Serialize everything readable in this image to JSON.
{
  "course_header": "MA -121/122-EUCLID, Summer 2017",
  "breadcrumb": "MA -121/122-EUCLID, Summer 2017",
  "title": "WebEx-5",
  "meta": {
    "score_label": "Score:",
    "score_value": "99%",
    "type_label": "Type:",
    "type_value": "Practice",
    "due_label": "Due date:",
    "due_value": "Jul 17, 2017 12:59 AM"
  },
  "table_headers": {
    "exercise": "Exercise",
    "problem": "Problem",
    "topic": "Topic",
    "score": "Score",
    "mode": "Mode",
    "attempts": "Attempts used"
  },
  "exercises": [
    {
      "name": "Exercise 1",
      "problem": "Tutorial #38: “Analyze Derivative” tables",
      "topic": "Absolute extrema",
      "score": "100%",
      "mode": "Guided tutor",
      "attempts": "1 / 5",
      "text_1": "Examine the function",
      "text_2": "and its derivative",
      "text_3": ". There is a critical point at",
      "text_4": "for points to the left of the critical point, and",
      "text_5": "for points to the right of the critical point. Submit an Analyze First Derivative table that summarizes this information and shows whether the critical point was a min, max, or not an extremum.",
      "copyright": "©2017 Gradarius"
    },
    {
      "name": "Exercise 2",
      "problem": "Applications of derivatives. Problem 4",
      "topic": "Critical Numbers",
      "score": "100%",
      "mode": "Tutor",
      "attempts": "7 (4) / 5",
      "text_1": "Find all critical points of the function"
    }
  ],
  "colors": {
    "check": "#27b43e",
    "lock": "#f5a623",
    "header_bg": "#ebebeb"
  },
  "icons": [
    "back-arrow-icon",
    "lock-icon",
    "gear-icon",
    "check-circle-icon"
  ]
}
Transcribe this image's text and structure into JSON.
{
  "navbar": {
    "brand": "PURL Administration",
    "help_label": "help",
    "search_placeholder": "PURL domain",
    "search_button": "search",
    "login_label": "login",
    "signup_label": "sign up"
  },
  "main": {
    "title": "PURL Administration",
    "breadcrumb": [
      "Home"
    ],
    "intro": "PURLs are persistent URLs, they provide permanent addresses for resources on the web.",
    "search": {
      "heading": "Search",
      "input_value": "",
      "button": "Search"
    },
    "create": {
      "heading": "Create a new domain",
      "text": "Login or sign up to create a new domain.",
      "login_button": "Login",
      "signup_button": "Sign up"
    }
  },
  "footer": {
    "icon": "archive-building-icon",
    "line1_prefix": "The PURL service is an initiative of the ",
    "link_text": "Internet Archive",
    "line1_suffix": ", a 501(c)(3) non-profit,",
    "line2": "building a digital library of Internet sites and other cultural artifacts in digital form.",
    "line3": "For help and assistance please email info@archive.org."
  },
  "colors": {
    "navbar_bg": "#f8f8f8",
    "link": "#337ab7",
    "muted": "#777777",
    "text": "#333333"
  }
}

━━━━━━━━

Pick out each line containing the string "mode" and copy it.

OUTPUT OF THE TASK:
    "mode": "Mode",
      "mode": "Guided tutor",
      "mode": "Tutor",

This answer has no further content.